### GIVEN REQUEST
Establish how many lines in the material include the string "less" and report it as a lone number.

-- start ENTRIES --

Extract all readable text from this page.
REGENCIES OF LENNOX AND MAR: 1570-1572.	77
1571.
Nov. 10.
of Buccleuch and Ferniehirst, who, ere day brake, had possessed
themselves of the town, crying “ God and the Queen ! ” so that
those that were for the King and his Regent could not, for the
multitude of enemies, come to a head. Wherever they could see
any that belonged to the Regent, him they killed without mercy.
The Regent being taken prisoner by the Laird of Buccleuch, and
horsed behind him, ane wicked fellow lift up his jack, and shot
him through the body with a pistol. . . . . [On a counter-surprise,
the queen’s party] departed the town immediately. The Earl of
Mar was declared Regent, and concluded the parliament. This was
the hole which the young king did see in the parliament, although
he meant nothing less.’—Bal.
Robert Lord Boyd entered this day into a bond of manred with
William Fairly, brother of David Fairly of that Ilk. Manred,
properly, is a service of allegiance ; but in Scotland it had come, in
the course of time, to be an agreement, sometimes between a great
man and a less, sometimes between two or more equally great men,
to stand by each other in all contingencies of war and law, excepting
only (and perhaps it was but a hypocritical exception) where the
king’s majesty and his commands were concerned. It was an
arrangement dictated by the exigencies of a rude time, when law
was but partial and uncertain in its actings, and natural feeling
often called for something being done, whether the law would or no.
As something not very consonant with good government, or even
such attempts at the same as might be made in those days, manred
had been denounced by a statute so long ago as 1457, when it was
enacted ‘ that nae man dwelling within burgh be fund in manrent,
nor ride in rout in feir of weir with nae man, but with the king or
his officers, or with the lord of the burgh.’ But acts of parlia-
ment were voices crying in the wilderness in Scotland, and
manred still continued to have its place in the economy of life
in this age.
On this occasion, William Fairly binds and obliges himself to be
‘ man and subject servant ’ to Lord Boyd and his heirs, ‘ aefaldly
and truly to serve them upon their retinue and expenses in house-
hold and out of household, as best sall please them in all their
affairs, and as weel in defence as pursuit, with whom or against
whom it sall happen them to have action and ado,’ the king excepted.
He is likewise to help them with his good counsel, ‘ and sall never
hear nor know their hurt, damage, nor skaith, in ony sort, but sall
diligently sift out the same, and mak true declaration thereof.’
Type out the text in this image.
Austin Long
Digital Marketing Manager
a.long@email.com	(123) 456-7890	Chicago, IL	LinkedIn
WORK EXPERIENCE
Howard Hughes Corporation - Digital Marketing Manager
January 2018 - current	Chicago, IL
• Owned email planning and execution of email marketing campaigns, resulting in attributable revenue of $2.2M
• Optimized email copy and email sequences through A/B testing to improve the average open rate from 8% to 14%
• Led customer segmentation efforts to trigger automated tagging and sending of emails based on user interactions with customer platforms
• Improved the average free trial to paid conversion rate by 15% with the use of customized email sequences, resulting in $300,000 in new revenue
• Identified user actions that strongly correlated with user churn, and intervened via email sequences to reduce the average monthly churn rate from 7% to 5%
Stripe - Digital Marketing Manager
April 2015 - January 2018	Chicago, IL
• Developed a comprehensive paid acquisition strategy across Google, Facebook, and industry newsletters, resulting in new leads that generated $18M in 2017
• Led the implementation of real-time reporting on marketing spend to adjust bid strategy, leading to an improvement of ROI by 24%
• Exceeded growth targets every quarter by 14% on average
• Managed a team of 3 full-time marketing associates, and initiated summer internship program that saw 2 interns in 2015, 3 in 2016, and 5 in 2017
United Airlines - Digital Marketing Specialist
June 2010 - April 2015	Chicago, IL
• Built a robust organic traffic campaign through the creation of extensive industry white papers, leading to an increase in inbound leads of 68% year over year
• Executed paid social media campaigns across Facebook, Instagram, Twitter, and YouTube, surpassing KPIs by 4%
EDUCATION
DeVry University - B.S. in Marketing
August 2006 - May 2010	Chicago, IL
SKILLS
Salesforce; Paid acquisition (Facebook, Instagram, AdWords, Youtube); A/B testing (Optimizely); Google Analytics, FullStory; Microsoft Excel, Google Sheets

-- end ENTRIES --

### WRITTEN ANSWER
2